Return the data exactly, with all pictures removed.

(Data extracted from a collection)
* start *
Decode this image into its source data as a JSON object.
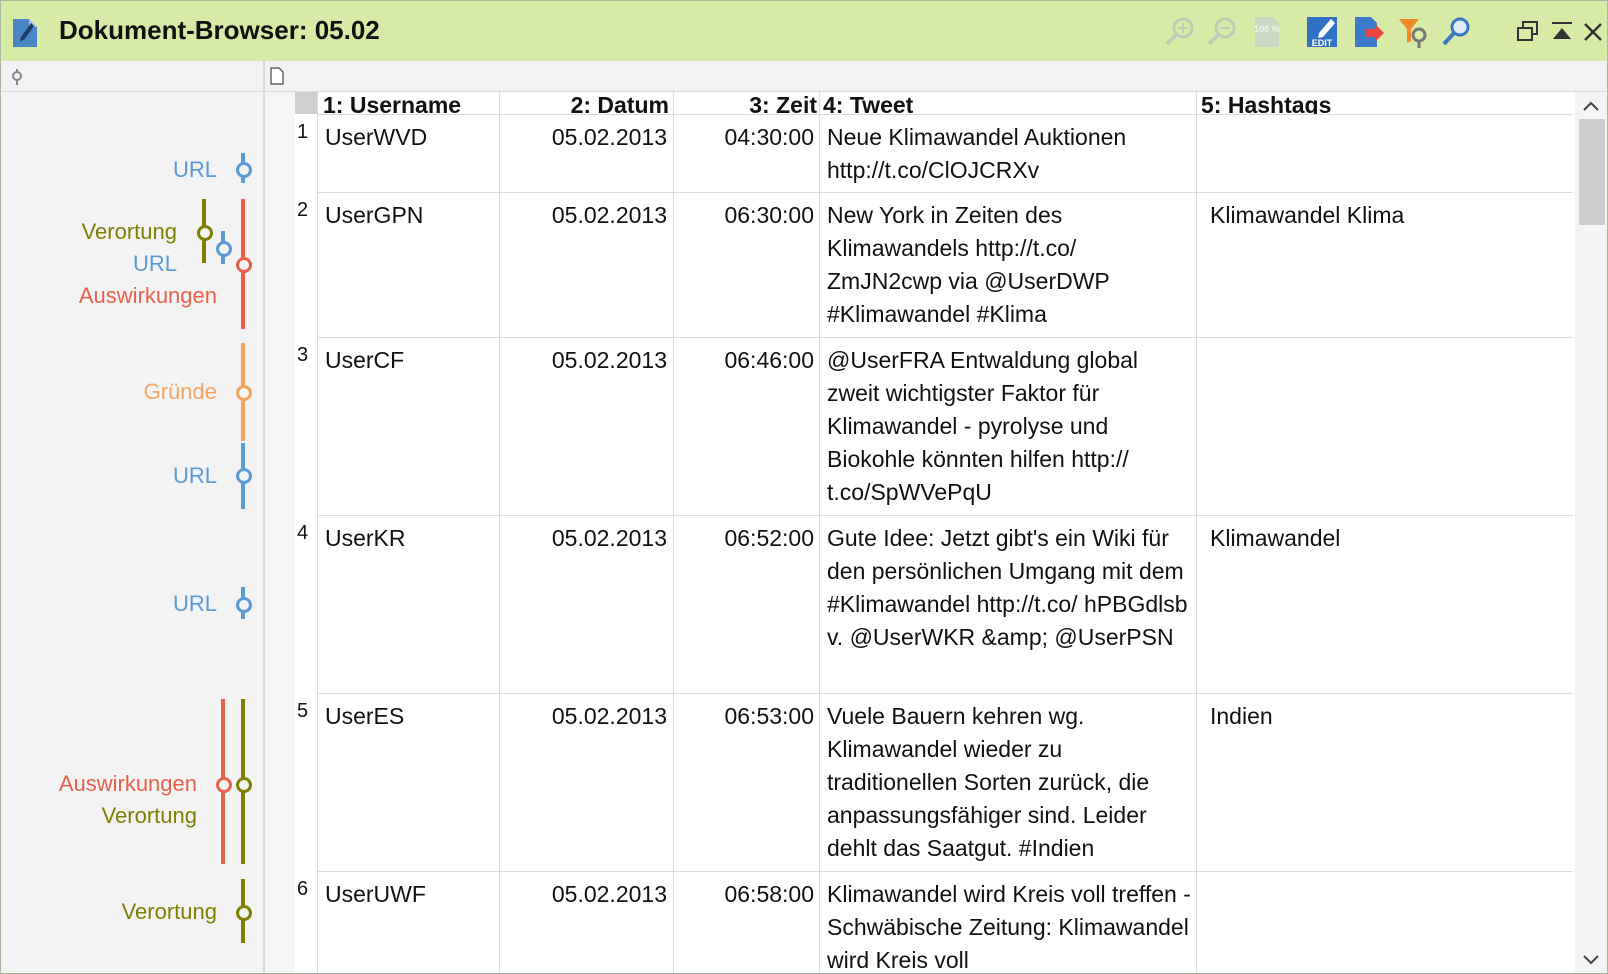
{
  "title": "Dokument-Browser: 05.02",
  "colors": {
    "url": "#5b9bd5",
    "verortung": "#808000",
    "auswirkungen": "#e8604c",
    "gruende": "#f4a460"
  },
  "toolbar": {
    "icons": [
      "zoom-in-icon",
      "zoom-out-icon",
      "zoom-100-icon",
      "edit-icon",
      "export-icon",
      "filter-icon",
      "search-icon"
    ],
    "edit_label": "EDIT",
    "zoom100_label": "100 %"
  },
  "window_controls": [
    "restore-icon",
    "collapse-icon",
    "close-icon"
  ],
  "columns": [
    "1: Username",
    "2: Datum",
    "3: Zeit",
    "4: Tweet",
    "5: Hashtags"
  ],
  "rows": [
    {
      "num": "1",
      "username": "UserWVD",
      "date": "05.02.2013",
      "time": "04:30:00",
      "tweet": "Neue Klimawandel Auktionen http://t.co/ClOJCRXv",
      "hashtags": ""
    },
    {
      "num": "2",
      "username": "UserGPN",
      "date": "05.02.2013",
      "time": "06:30:00",
      "tweet": "New York in Zeiten des Klimawandels http://t.co/ ZmJN2cwp via @UserDWP #Klimawandel #Klima",
      "hashtags": "Klimawandel Klima"
    },
    {
      "num": "3",
      "username": "UserCF",
      "date": "05.02.2013",
      "time": "06:46:00",
      "tweet": "@UserFRA Entwaldung global zweit wichtigster Faktor für Klimawandel - pyrolyse und Biokohle könnten hilfen http:// t.co/SpWVePqU",
      "hashtags": ""
    },
    {
      "num": "4",
      "username": "UserKR",
      "date": "05.02.2013",
      "time": "06:52:00",
      "tweet": "Gute Idee: Jetzt gibt's ein Wiki für den persönlichen Umgang mit dem #Klimawandel http://t.co/ hPBGdlsb v. @UserWKR &amp; @UserPSN",
      "hashtags": "Klimawandel"
    },
    {
      "num": "5",
      "username": "UserES",
      "date": "05.02.2013",
      "time": "06:53:00",
      "tweet": "Vuele Bauern kehren wg. Klimawandel wieder zu traditionellen Sorten zurück, die anpassungsfähiger sind. Leider dehlt das Saatgut. #Indien",
      "hashtags": "Indien"
    },
    {
      "num": "6",
      "username": "UserUWF",
      "date": "05.02.2013",
      "time": "06:58:00",
      "tweet": "Klimawandel wird Kreis voll treffen - Schwäbische Zeitung: Klimawandel wird Kreis voll",
      "hashtags": ""
    }
  ],
  "codes": [
    {
      "label": "URL",
      "color_key": "url"
    },
    {
      "label": "Verortung",
      "color_key": "verortung"
    },
    {
      "label": "URL",
      "color_key": "url"
    },
    {
      "label": "Auswirkungen",
      "color_key": "auswirkungen"
    },
    {
      "label": "Gründe",
      "color_key": "gruende"
    },
    {
      "label": "URL",
      "color_key": "url"
    },
    {
      "label": "URL",
      "color_key": "url"
    },
    {
      "label": "Auswirkungen",
      "color_key": "auswirkungen"
    },
    {
      "label": "Verortung",
      "color_key": "verortung"
    },
    {
      "label": "Verortung",
      "color_key": "verortung"
    }
  ]
}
* end *
- [Output of the task]:
Decode this image into its source data as a JSON object.
{
  "title": "Dokument-Browser: 05.02",
  "colors": {
    "url": "#5b9bd5",
    "verortung": "#808000",
    "auswirkungen": "#e8604c",
    "gruende": "#f4a460"
  },
  "toolbar": {
    "icons": [
      "zoom-in-icon",
      "zoom-out-icon",
      "zoom-100-icon",
      "edit-icon",
      "export-icon",
      "filter-icon",
      "search-icon"
    ],
    "edit_label": "EDIT",
    "zoom100_label": "100 %"
  },
  "window_controls": [
    "restore-icon",
    "collapse-icon",
    "close-icon"
  ],
  "columns": [
    "1: Username",
    "2: Datum",
    "3: Zeit",
    "4: Tweet",
    "5: Hashtags"
  ],
  "rows": [
    {
      "num": "1",
      "username": "UserWVD",
      "date": "05.02.2013",
      "time": "04:30:00",
      "tweet": "Neue Klimawandel Auktionen http://t.co/ClOJCRXv",
      "hashtags": ""
    },
    {
      "num": "2",
      "username": "UserGPN",
      "date": "05.02.2013",
      "time": "06:30:00",
      "tweet": "New York in Zeiten des Klimawandels http://t.co/ ZmJN2cwp via @UserDWP #Klimawandel #Klima",
      "hashtags": "Klimawandel Klima"
    },
    {
      "num": "3",
      "username": "UserCF",
      "date": "05.02.2013",
      "time": "06:46:00",
      "tweet": "@UserFRA Entwaldung global zweit wichtigster Faktor für Klimawandel - pyrolyse und Biokohle könnten hilfen http:// t.co/SpWVePqU",
      "hashtags": ""
    },
    {
      "num": "4",
      "username": "UserKR",
      "date": "05.02.2013",
      "time": "06:52:00",
      "tweet": "Gute Idee: Jetzt gibt's ein Wiki für den persönlichen Umgang mit dem #Klimawandel http://t.co/ hPBGdlsb v. @UserWKR &amp; @UserPSN",
      "hashtags": "Klimawandel"
    },
    {
      "num": "5",
      "username": "UserES",
      "date": "05.02.2013",
      "time": "06:53:00",
      "tweet": "Vuele Bauern kehren wg. Klimawandel wieder zu traditionellen Sorten zurück, die anpassungsfähiger sind. Leider dehlt das Saatgut. #Indien",
      "hashtags": "Indien"
    },
    {
      "num": "6",
      "username": "UserUWF",
      "date": "05.02.2013",
      "time": "06:58:00",
      "tweet": "Klimawandel wird Kreis voll treffen - Schwäbische Zeitung: Klimawandel wird Kreis voll",
      "hashtags": ""
    }
  ],
  "codes": [
    {
      "label": "URL",
      "color_key": "url"
    },
    {
      "label": "Verortung",
      "color_key": "verortung"
    },
    {
      "label": "URL",
      "color_key": "url"
    },
    {
      "label": "Auswirkungen",
      "color_key": "auswirkungen"
    },
    {
      "label": "Gründe",
      "color_key": "gruende"
    },
    {
      "label": "URL",
      "color_key": "url"
    },
    {
      "label": "URL",
      "color_key": "url"
    },
    {
      "label": "Auswirkungen",
      "color_key": "auswirkungen"
    },
    {
      "label": "Verortung",
      "color_key": "verortung"
    },
    {
      "label": "Verortung",
      "color_key": "verortung"
    }
  ]
}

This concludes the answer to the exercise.